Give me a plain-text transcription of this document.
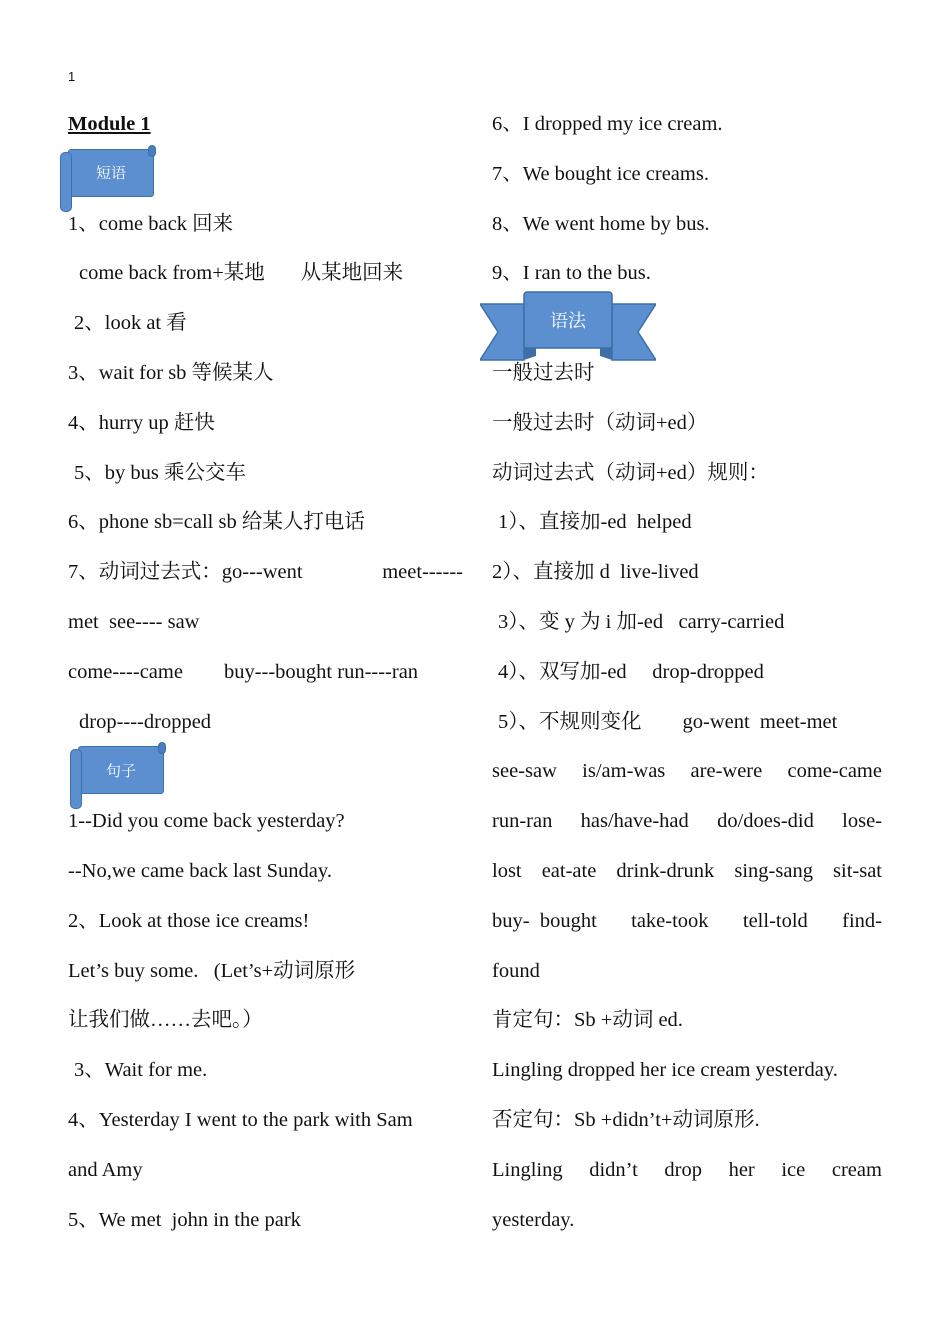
1
Module 1
短语
1、come back 回来
come back from+某地       从某地回来
2、look at 看
3、wait for sb 等候某人
4、hurry up 赶快
5、by bus 乘公交车
6、phone sb=call sb 给某人打电话
7、动词过去式：go---went	meet------
met  see---- saw
come----came        buy---bought run----ran
drop----dropped
句子
1--Did you come back yesterday?
--No,we came back last Sunday.
2、Look at those ice creams!
Let’s buy some.   (Let’s+动词原形
让我们做……去吧。）
3、Wait for me.
4、Yesterday I went to the park with Sam
and Amy
5、We met  john in the park
语法
6、I dropped my ice cream.
7、We bought ice creams.
8、We went home by bus.
9、I ran to the bus.
一般过去时
一般过去时（动词+ed）
动词过去式（动词+ed）规则：
1）、直接加-ed  helped
2）、直接加 d  live-lived
3）、变 y 为 i 加-ed   carry-carried
4）、双写加-ed     drop-dropped
5）、不规则变化        go-went  meet-met
see-saw is/am-was are-were come-came
run-ran has/have-had do/does-did lose-
lost eat-ate drink-drunk sing-sang sit-sat
buy-  bought take-took tell-told find-
found
肯定句：Sb +动词 ed.
Lingling dropped her ice cream yesterday.
否定句：Sb +didn’t+动词原形.
Lingling didn’t drop her ice cream
yesterday.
*****
Each record must be quoted in full and exactly. Do not include the pictures.

Give me a plain-text transcription of this document.
1
Module 1
短语
1、come back 回来
come back from+某地       从某地回来
2、look at 看
3、wait for sb 等候某人
4、hurry up 赶快
5、by bus 乘公交车
6、phone sb=call sb 给某人打电话
7、动词过去式：go---went	meet------
met  see---- saw
come----came        buy---bought run----ran
drop----dropped
句子
1--Did you come back yesterday?
--No,we came back last Sunday.
2、Look at those ice creams!
Let’s buy some.   (Let’s+动词原形
让我们做……去吧。）
3、Wait for me.
4、Yesterday I went to the park with Sam
and Amy
5、We met  john in the park
语法
6、I dropped my ice cream.
7、We bought ice creams.
8、We went home by bus.
9、I ran to the bus.
一般过去时
一般过去时（动词+ed）
动词过去式（动词+ed）规则：
1）、直接加-ed  helped
2）、直接加 d  live-lived
3）、变 y 为 i 加-ed   carry-carried
4）、双写加-ed     drop-dropped
5）、不规则变化        go-went  meet-met
see-saw is/am-was are-were come-came
run-ran has/have-had do/does-did lose-
lost eat-ate drink-drunk sing-sang sit-sat
buy-  bought take-took tell-told find-
found
肯定句：Sb +动词 ed.
Lingling dropped her ice cream yesterday.
否定句：Sb +didn’t+动词原形.
Lingling didn’t drop her ice cream
yesterday.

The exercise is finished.